### Goal of the exercise
Lines holding the string "Shift" are the ones to copy from this listing.

>> START Source material

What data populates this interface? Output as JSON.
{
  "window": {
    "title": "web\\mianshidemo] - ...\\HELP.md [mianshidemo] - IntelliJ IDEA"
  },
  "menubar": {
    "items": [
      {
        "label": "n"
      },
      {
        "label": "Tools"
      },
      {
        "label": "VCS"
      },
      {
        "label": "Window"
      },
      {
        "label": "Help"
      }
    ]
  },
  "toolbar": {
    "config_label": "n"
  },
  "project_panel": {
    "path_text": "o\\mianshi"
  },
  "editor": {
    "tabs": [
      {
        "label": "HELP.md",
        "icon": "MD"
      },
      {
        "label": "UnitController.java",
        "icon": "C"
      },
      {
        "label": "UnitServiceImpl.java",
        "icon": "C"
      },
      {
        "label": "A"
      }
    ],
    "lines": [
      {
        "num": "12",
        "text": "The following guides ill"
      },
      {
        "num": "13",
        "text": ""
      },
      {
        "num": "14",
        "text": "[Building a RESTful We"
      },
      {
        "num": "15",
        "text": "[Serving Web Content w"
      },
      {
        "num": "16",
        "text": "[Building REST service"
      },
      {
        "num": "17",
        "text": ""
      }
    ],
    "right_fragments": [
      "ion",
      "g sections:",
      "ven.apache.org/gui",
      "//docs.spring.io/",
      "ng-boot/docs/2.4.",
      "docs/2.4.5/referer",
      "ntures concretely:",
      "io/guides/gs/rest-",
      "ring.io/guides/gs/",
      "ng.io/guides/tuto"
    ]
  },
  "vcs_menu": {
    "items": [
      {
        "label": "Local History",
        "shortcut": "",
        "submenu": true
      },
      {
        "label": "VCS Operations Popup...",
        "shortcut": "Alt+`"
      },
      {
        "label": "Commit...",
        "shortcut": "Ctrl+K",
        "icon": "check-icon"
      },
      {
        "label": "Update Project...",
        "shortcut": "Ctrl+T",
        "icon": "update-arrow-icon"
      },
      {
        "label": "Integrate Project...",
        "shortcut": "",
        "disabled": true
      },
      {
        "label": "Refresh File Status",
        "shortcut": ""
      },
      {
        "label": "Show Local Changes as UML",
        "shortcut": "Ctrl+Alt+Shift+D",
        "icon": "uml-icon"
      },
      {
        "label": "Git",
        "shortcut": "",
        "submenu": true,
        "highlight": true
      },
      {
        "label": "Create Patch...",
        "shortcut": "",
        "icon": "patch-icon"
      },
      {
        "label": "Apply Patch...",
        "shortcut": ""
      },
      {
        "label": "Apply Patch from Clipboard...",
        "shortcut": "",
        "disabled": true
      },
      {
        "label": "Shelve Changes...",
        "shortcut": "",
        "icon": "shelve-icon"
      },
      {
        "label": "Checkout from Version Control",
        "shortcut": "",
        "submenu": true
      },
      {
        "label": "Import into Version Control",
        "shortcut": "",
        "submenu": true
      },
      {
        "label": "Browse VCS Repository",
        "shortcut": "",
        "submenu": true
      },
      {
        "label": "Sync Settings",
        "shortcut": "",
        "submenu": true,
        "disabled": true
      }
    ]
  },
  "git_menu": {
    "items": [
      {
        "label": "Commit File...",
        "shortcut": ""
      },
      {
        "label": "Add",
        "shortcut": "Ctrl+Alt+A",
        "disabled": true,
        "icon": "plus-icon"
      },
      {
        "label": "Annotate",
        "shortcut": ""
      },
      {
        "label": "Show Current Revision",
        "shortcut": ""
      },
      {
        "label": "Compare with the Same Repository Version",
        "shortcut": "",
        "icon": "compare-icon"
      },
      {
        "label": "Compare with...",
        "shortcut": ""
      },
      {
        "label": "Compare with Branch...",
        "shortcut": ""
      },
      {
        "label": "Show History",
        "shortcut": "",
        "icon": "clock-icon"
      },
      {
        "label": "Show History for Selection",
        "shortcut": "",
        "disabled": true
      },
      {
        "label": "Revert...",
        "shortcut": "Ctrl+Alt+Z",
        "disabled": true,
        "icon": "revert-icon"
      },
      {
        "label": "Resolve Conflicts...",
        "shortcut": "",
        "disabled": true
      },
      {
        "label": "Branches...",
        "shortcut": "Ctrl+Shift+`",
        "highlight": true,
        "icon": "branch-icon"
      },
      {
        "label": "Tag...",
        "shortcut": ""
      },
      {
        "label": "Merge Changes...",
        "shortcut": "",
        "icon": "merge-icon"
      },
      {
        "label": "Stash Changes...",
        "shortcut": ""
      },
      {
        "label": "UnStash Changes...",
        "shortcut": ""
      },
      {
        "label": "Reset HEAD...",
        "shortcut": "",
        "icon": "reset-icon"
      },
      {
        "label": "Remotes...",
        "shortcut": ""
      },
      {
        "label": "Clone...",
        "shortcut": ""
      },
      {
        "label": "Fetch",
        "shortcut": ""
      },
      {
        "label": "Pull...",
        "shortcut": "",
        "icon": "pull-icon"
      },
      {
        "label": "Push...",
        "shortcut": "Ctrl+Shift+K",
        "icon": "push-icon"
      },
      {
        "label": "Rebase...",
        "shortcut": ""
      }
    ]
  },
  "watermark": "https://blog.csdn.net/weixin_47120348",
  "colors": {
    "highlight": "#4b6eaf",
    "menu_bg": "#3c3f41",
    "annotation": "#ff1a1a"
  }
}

>> END Source material

### Exercise solution
        "shortcut": "Ctrl+Alt+Shift+D",
        "shortcut": "Ctrl+Shift+`",
        "shortcut": "Ctrl+Shift+K",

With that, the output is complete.